TASK PROMPT:
Every line below is to be quoted exactly, with nothing added or dropped.

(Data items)
::::
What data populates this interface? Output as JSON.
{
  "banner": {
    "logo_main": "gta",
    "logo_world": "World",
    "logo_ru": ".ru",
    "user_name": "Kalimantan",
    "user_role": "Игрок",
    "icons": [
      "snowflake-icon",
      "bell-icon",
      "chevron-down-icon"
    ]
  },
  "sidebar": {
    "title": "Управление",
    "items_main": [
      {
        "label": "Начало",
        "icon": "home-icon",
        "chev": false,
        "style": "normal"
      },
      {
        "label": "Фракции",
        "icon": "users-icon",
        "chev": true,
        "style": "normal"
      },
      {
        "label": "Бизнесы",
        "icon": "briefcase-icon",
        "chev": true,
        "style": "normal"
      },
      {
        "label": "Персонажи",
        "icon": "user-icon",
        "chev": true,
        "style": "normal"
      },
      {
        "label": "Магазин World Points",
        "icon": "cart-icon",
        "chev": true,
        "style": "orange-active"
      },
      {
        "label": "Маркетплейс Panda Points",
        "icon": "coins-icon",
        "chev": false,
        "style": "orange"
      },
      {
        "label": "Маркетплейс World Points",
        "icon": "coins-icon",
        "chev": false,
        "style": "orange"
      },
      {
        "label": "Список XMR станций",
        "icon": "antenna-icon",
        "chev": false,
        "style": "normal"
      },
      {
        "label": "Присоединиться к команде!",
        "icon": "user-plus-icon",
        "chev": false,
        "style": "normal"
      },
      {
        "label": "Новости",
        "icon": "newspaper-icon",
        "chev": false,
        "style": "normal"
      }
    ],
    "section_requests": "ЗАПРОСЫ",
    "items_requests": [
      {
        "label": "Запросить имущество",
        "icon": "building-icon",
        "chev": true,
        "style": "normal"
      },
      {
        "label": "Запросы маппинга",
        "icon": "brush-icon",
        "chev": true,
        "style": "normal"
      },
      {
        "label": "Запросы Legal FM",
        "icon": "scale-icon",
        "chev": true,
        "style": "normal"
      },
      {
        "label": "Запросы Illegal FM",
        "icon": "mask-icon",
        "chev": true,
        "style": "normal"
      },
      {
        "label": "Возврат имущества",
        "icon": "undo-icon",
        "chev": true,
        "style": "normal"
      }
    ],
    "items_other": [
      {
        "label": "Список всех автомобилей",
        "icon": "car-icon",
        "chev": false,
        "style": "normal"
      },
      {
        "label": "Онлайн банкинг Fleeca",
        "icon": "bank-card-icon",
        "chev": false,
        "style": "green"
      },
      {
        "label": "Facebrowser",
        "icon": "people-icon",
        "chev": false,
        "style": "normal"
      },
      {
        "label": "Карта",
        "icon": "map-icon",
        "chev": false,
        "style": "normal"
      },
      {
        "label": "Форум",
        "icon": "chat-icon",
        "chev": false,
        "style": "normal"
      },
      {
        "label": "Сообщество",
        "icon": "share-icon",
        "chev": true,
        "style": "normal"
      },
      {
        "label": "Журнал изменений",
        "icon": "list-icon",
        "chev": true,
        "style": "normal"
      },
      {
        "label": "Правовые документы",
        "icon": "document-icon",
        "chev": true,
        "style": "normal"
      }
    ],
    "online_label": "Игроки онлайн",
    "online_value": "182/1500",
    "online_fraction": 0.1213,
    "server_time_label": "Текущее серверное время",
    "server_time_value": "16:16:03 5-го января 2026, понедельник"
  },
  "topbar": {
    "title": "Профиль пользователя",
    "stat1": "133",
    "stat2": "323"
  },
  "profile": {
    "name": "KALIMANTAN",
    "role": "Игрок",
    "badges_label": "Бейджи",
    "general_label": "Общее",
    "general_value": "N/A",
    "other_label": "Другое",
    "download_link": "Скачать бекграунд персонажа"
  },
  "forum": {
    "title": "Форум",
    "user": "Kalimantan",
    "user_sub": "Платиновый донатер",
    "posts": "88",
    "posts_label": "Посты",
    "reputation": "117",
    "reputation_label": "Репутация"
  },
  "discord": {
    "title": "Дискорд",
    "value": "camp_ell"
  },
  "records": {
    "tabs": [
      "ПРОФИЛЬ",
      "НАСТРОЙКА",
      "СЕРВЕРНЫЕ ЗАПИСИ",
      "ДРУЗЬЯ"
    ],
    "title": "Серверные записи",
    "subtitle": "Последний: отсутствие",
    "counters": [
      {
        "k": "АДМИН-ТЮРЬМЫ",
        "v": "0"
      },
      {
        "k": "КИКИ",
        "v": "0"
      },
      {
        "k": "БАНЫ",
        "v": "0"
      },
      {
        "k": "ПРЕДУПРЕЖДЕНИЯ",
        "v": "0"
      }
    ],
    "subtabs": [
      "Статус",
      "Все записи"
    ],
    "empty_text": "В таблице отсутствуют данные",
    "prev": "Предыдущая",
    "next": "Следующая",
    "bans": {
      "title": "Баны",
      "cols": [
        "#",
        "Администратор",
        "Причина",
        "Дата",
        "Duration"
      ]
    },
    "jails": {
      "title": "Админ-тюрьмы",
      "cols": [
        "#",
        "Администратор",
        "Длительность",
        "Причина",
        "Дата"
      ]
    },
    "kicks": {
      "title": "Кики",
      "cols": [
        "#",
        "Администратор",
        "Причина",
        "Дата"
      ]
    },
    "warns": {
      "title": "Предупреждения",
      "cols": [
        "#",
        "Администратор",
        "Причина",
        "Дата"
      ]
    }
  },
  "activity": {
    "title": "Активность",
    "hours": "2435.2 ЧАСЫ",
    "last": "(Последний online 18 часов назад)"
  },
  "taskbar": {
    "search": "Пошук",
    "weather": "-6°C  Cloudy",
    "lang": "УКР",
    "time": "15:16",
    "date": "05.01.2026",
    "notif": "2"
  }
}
::::
TASK SOLUTION:
What data populates this interface? Output as JSON.
{
  "banner": {
    "logo_main": "gta",
    "logo_world": "World",
    "logo_ru": ".ru",
    "user_name": "Kalimantan",
    "user_role": "Игрок",
    "icons": [
      "snowflake-icon",
      "bell-icon",
      "chevron-down-icon"
    ]
  },
  "sidebar": {
    "title": "Управление",
    "items_main": [
      {
        "label": "Начало",
        "icon": "home-icon",
        "chev": false,
        "style": "normal"
      },
      {
        "label": "Фракции",
        "icon": "users-icon",
        "chev": true,
        "style": "normal"
      },
      {
        "label": "Бизнесы",
        "icon": "briefcase-icon",
        "chev": true,
        "style": "normal"
      },
      {
        "label": "Персонажи",
        "icon": "user-icon",
        "chev": true,
        "style": "normal"
      },
      {
        "label": "Магазин World Points",
        "icon": "cart-icon",
        "chev": true,
        "style": "orange-active"
      },
      {
        "label": "Маркетплейс Panda Points",
        "icon": "coins-icon",
        "chev": false,
        "style": "orange"
      },
      {
        "label": "Маркетплейс World Points",
        "icon": "coins-icon",
        "chev": false,
        "style": "orange"
      },
      {
        "label": "Список XMR станций",
        "icon": "antenna-icon",
        "chev": false,
        "style": "normal"
      },
      {
        "label": "Присоединиться к команде!",
        "icon": "user-plus-icon",
        "chev": false,
        "style": "normal"
      },
      {
        "label": "Новости",
        "icon": "newspaper-icon",
        "chev": false,
        "style": "normal"
      }
    ],
    "section_requests": "ЗАПРОСЫ",
    "items_requests": [
      {
        "label": "Запросить имущество",
        "icon": "building-icon",
        "chev": true,
        "style": "normal"
      },
      {
        "label": "Запросы маппинга",
        "icon": "brush-icon",
        "chev": true,
        "style": "normal"
      },
      {
        "label": "Запросы Legal FM",
        "icon": "scale-icon",
        "chev": true,
        "style": "normal"
      },
      {
        "label": "Запросы Illegal FM",
        "icon": "mask-icon",
        "chev": true,
        "style": "normal"
      },
      {
        "label": "Возврат имущества",
        "icon": "undo-icon",
        "chev": true,
        "style": "normal"
      }
    ],
    "items_other": [
      {
        "label": "Список всех автомобилей",
        "icon": "car-icon",
        "chev": false,
        "style": "normal"
      },
      {
        "label": "Онлайн банкинг Fleeca",
        "icon": "bank-card-icon",
        "chev": false,
        "style": "green"
      },
      {
        "label": "Facebrowser",
        "icon": "people-icon",
        "chev": false,
        "style": "normal"
      },
      {
        "label": "Карта",
        "icon": "map-icon",
        "chev": false,
        "style": "normal"
      },
      {
        "label": "Форум",
        "icon": "chat-icon",
        "chev": false,
        "style": "normal"
      },
      {
        "label": "Сообщество",
        "icon": "share-icon",
        "chev": true,
        "style": "normal"
      },
      {
        "label": "Журнал изменений",
        "icon": "list-icon",
        "chev": true,
        "style": "normal"
      },
      {
        "label": "Правовые документы",
        "icon": "document-icon",
        "chev": true,
        "style": "normal"
      }
    ],
    "online_label": "Игроки онлайн",
    "online_value": "182/1500",
    "online_fraction": 0.1213,
    "server_time_label": "Текущее серверное время",
    "server_time_value": "16:16:03 5-го января 2026, понедельник"
  },
  "topbar": {
    "title": "Профиль пользователя",
    "stat1": "133",
    "stat2": "323"
  },
  "profile": {
    "name": "KALIMANTAN",
    "role": "Игрок",
    "badges_label": "Бейджи",
    "general_label": "Общее",
    "general_value": "N/A",
    "other_label": "Другое",
    "download_link": "Скачать бекграунд персонажа"
  },
  "forum": {
    "title": "Форум",
    "user": "Kalimantan",
    "user_sub": "Платиновый донатер",
    "posts": "88",
    "posts_label": "Посты",
    "reputation": "117",
    "reputation_label": "Репутация"
  },
  "discord": {
    "title": "Дискорд",
    "value": "camp_ell"
  },
  "records": {
    "tabs": [
      "ПРОФИЛЬ",
      "НАСТРОЙКА",
      "СЕРВЕРНЫЕ ЗАПИСИ",
      "ДРУЗЬЯ"
    ],
    "title": "Серверные записи",
    "subtitle": "Последний: отсутствие",
    "counters": [
      {
        "k": "АДМИН-ТЮРЬМЫ",
        "v": "0"
      },
      {
        "k": "КИКИ",
        "v": "0"
      },
      {
        "k": "БАНЫ",
        "v": "0"
      },
      {
        "k": "ПРЕДУПРЕЖДЕНИЯ",
        "v": "0"
      }
    ],
    "subtabs": [
      "Статус",
      "Все записи"
    ],
    "empty_text": "В таблице отсутствуют данные",
    "prev": "Предыдущая",
    "next": "Следующая",
    "bans": {
      "title": "Баны",
      "cols": [
        "#",
        "Администратор",
        "Причина",
        "Дата",
        "Duration"
      ]
    },
    "jails": {
      "title": "Админ-тюрьмы",
      "cols": [
        "#",
        "Администратор",
        "Длительность",
        "Причина",
        "Дата"
      ]
    },
    "kicks": {
      "title": "Кики",
      "cols": [
        "#",
        "Администратор",
        "Причина",
        "Дата"
      ]
    },
    "warns": {
      "title": "Предупреждения",
      "cols": [
        "#",
        "Администратор",
        "Причина",
        "Дата"
      ]
    }
  },
  "activity": {
    "title": "Активность",
    "hours": "2435.2 ЧАСЫ",
    "last": "(Последний online 18 часов назад)"
  },
  "taskbar": {
    "search": "Пошук",
    "weather": "-6°C  Cloudy",
    "lang": "УКР",
    "time": "15:16",
    "date": "05.01.2026",
    "notif": "2"
  }
}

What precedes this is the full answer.